▶ Data to process
————————
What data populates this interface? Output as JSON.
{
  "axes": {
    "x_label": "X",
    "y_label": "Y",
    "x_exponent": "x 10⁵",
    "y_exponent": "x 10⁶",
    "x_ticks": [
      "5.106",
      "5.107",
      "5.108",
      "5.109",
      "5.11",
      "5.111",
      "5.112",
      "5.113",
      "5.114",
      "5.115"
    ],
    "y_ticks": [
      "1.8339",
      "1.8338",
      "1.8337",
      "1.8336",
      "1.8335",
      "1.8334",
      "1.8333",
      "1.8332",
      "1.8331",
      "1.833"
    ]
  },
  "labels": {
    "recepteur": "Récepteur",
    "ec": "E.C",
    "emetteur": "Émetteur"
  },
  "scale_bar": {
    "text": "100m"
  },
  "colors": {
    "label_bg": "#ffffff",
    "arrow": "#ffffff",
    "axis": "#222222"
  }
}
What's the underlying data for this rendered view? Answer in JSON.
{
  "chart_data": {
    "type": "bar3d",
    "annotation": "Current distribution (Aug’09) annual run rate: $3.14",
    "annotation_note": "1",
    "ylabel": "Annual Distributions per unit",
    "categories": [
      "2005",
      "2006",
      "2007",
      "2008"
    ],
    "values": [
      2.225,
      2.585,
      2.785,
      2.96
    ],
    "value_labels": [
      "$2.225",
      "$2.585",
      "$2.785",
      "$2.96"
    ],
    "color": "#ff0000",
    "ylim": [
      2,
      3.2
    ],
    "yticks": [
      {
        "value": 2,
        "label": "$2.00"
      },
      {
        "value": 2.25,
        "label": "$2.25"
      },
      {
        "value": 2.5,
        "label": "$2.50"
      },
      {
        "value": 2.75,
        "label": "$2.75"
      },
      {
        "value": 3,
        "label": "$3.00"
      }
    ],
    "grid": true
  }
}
————————
Return the listing above in full, character for character.

▶ Worked solution
What data populates this interface? Output as JSON.
{
  "axes": {
    "x_label": "X",
    "y_label": "Y",
    "x_exponent": "x 10⁵",
    "y_exponent": "x 10⁶",
    "x_ticks": [
      "5.106",
      "5.107",
      "5.108",
      "5.109",
      "5.11",
      "5.111",
      "5.112",
      "5.113",
      "5.114",
      "5.115"
    ],
    "y_ticks": [
      "1.8339",
      "1.8338",
      "1.8337",
      "1.8336",
      "1.8335",
      "1.8334",
      "1.8333",
      "1.8332",
      "1.8331",
      "1.833"
    ]
  },
  "labels": {
    "recepteur": "Récepteur",
    "ec": "E.C",
    "emetteur": "Émetteur"
  },
  "scale_bar": {
    "text": "100m"
  },
  "colors": {
    "label_bg": "#ffffff",
    "arrow": "#ffffff",
    "axis": "#222222"
  }
}
What's the underlying data for this rendered view? Answer in JSON.
{
  "chart_data": {
    "type": "bar3d",
    "annotation": "Current distribution (Aug’09) annual run rate: $3.14",
    "annotation_note": "1",
    "ylabel": "Annual Distributions per unit",
    "categories": [
      "2005",
      "2006",
      "2007",
      "2008"
    ],
    "values": [
      2.225,
      2.585,
      2.785,
      2.96
    ],
    "value_labels": [
      "$2.225",
      "$2.585",
      "$2.785",
      "$2.96"
    ],
    "color": "#ff0000",
    "ylim": [
      2,
      3.2
    ],
    "yticks": [
      {
        "value": 2,
        "label": "$2.00"
      },
      {
        "value": 2.25,
        "label": "$2.25"
      },
      {
        "value": 2.5,
        "label": "$2.50"
      },
      {
        "value": 2.75,
        "label": "$2.75"
      },
      {
        "value": 3,
        "label": "$3.00"
      }
    ],
    "grid": true
  }
}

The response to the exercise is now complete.